Direction:
Find and copy each line of the records where the string "Motorhistorisk" shows up.

[Extracted records]
* * * * * * * * *
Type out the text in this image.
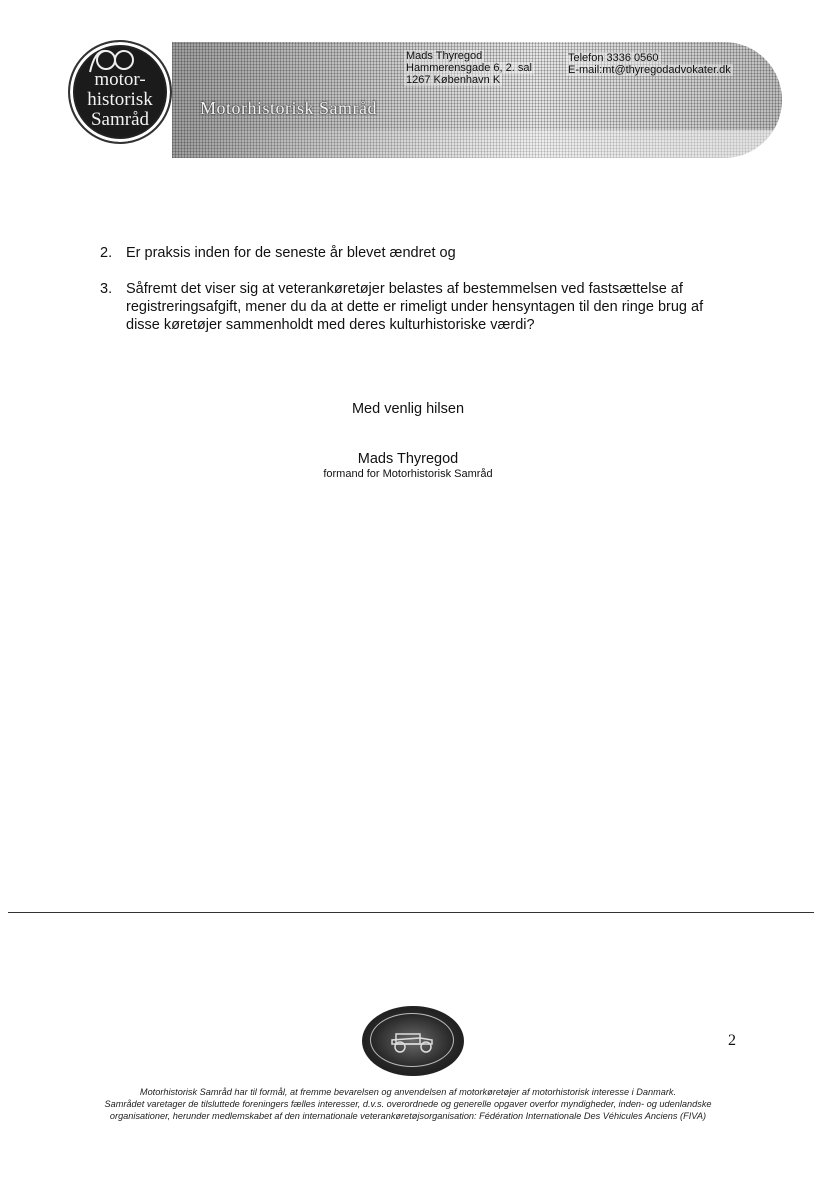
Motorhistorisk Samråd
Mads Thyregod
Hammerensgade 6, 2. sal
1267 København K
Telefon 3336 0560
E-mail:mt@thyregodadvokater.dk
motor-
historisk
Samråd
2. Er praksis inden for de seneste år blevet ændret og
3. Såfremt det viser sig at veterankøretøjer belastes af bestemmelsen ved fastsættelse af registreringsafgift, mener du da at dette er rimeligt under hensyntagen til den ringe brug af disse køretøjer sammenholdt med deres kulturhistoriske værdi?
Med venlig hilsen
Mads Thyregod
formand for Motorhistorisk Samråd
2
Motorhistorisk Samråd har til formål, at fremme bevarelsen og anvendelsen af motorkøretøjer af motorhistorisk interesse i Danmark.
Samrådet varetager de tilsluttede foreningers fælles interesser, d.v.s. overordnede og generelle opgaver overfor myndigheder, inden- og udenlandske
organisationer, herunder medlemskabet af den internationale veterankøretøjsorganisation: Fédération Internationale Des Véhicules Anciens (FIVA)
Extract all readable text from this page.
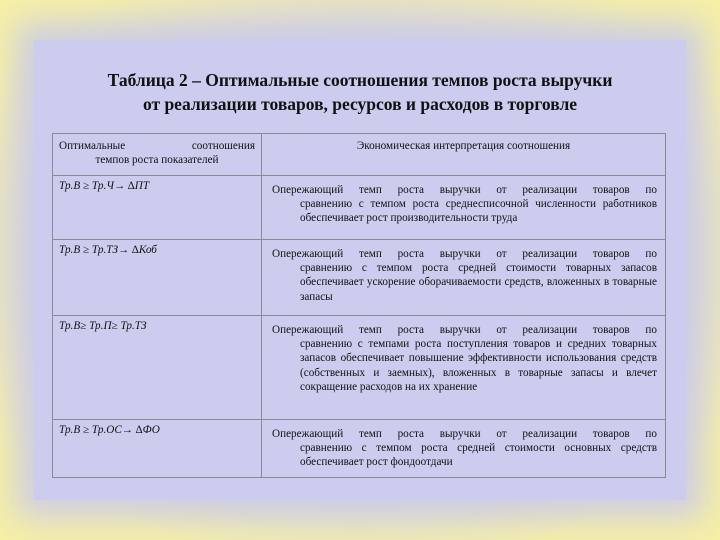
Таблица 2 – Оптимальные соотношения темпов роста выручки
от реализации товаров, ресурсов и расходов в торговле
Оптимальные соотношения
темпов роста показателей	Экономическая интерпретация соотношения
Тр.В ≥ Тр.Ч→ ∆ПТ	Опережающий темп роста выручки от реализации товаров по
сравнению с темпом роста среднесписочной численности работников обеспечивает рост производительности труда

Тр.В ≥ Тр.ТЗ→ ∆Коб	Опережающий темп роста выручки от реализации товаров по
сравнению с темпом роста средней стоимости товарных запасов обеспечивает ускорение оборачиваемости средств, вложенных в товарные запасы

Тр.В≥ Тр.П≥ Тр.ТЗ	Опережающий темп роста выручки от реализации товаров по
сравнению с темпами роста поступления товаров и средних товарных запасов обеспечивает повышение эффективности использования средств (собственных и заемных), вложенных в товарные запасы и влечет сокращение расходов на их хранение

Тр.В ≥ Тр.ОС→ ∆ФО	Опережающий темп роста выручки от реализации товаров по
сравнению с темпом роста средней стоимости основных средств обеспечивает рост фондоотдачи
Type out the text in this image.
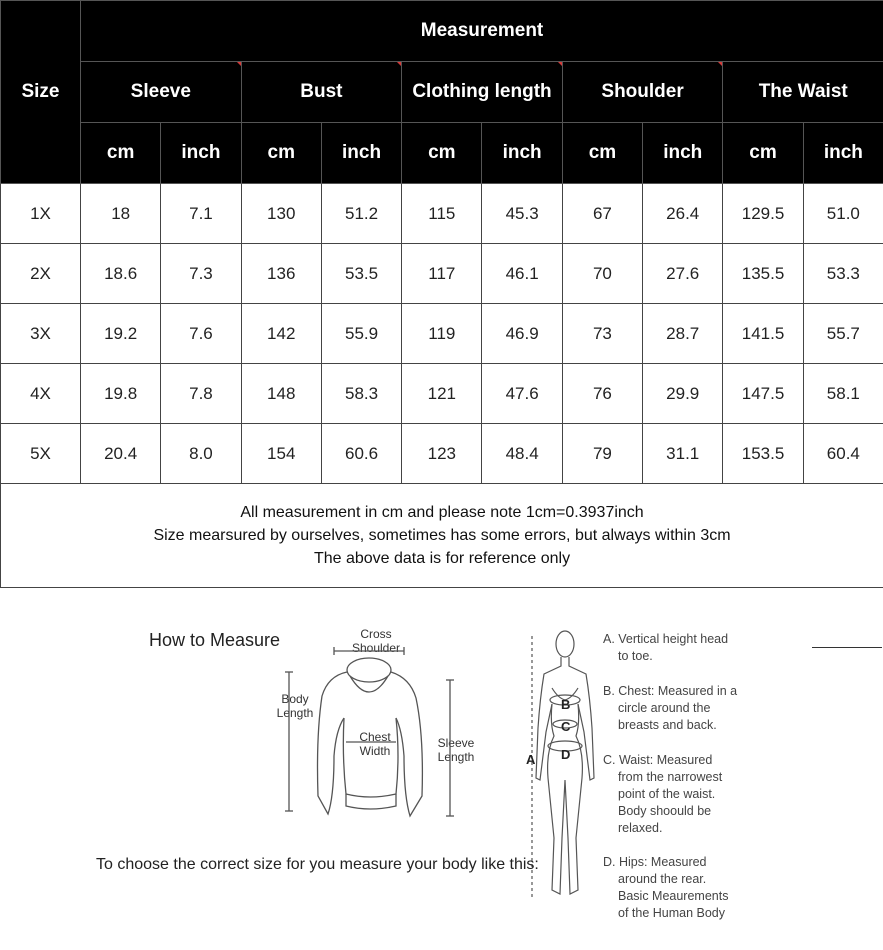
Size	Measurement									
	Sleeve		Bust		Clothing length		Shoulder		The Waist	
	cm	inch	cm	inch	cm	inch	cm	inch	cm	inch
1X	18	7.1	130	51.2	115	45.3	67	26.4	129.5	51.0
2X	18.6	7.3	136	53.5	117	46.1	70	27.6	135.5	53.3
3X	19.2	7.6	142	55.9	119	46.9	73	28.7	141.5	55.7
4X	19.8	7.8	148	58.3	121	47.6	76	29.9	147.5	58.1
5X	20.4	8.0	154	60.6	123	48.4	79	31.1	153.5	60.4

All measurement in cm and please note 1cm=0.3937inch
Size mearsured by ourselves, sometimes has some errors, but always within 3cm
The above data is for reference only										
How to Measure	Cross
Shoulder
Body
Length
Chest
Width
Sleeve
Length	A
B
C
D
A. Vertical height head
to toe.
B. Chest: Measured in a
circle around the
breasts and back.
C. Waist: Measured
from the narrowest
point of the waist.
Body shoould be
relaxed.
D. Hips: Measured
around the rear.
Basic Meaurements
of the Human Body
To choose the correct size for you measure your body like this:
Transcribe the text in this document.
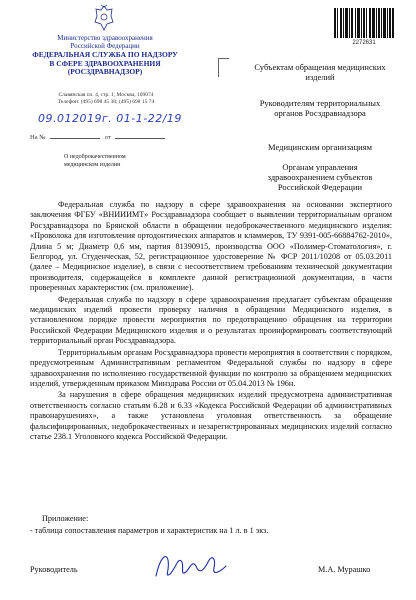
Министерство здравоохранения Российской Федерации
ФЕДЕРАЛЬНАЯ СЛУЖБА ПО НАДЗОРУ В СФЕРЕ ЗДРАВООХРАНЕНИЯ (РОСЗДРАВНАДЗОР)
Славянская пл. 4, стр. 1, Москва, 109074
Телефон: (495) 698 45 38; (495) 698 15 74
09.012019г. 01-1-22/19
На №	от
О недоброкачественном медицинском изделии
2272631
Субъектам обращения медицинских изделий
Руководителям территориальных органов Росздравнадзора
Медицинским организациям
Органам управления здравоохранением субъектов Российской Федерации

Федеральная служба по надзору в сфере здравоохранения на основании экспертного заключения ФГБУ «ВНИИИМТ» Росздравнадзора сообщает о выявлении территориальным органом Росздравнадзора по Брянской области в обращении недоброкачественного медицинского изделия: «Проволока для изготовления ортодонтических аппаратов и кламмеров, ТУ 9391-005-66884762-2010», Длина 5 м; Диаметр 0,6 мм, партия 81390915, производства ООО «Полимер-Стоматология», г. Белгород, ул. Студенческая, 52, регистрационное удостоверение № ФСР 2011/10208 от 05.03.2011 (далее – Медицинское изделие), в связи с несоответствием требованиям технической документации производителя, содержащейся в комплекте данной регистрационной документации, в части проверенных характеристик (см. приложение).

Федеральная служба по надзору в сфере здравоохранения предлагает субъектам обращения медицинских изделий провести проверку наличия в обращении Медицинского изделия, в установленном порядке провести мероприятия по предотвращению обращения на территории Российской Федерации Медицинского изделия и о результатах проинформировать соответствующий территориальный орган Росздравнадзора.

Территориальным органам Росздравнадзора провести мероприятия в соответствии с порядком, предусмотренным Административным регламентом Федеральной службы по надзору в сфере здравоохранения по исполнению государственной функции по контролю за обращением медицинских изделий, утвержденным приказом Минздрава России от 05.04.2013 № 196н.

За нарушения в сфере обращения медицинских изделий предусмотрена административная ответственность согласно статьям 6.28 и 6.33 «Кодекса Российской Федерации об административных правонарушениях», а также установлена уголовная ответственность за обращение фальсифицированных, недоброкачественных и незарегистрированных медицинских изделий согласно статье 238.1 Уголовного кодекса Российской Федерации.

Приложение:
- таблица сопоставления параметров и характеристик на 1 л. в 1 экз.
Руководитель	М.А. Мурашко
* * * * * * * * *
Reply:
Motorhistorisk Samråd
formand for Motorhistorisk Samråd
Motorhistorisk Samråd har til formål, at fremme bevarelsen og anvendelsen af motorkøretøjer af motorhistorisk interesse i Danmark.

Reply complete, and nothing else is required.